** begin DATA SUPPLIED **
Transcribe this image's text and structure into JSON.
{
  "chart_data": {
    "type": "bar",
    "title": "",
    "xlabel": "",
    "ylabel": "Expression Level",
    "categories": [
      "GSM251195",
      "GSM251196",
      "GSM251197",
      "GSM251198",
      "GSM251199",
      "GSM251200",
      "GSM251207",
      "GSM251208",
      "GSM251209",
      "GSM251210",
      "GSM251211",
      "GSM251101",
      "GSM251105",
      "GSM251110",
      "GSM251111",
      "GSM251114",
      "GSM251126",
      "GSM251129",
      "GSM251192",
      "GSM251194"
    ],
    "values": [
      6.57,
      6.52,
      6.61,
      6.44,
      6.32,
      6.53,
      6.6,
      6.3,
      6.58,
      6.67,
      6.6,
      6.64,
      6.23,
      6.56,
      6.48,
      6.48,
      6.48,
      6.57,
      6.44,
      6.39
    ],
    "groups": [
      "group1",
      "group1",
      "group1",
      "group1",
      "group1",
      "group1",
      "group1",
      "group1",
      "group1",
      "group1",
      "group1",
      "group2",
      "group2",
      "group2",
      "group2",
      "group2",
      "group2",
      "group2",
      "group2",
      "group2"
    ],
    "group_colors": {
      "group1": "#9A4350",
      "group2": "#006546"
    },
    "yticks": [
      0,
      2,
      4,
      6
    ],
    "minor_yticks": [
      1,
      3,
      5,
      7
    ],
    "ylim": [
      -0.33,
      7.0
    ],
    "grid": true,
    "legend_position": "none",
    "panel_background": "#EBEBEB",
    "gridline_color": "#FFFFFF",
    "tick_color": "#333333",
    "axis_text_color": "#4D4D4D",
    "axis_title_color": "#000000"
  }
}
** end DATA SUPPLIED **
» **PROBLEM DESCRIPTION**: Copy out the full material exactly as it appears.

» **FINISHED EXERCISE**:
Transcribe this image's text and structure into JSON.
{
  "chart_data": {
    "type": "bar",
    "title": "",
    "xlabel": "",
    "ylabel": "Expression Level",
    "categories": [
      "GSM251195",
      "GSM251196",
      "GSM251197",
      "GSM251198",
      "GSM251199",
      "GSM251200",
      "GSM251207",
      "GSM251208",
      "GSM251209",
      "GSM251210",
      "GSM251211",
      "GSM251101",
      "GSM251105",
      "GSM251110",
      "GSM251111",
      "GSM251114",
      "GSM251126",
      "GSM251129",
      "GSM251192",
      "GSM251194"
    ],
    "values": [
      6.57,
      6.52,
      6.61,
      6.44,
      6.32,
      6.53,
      6.6,
      6.3,
      6.58,
      6.67,
      6.6,
      6.64,
      6.23,
      6.56,
      6.48,
      6.48,
      6.48,
      6.57,
      6.44,
      6.39
    ],
    "groups": [
      "group1",
      "group1",
      "group1",
      "group1",
      "group1",
      "group1",
      "group1",
      "group1",
      "group1",
      "group1",
      "group1",
      "group2",
      "group2",
      "group2",
      "group2",
      "group2",
      "group2",
      "group2",
      "group2",
      "group2"
    ],
    "group_colors": {
      "group1": "#9A4350",
      "group2": "#006546"
    },
    "yticks": [
      0,
      2,
      4,
      6
    ],
    "minor_yticks": [
      1,
      3,
      5,
      7
    ],
    "ylim": [
      -0.33,
      7.0
    ],
    "grid": true,
    "legend_position": "none",
    "panel_background": "#EBEBEB",
    "gridline_color": "#FFFFFF",
    "tick_color": "#333333",
    "axis_text_color": "#4D4D4D",
    "axis_title_color": "#000000"
  }
}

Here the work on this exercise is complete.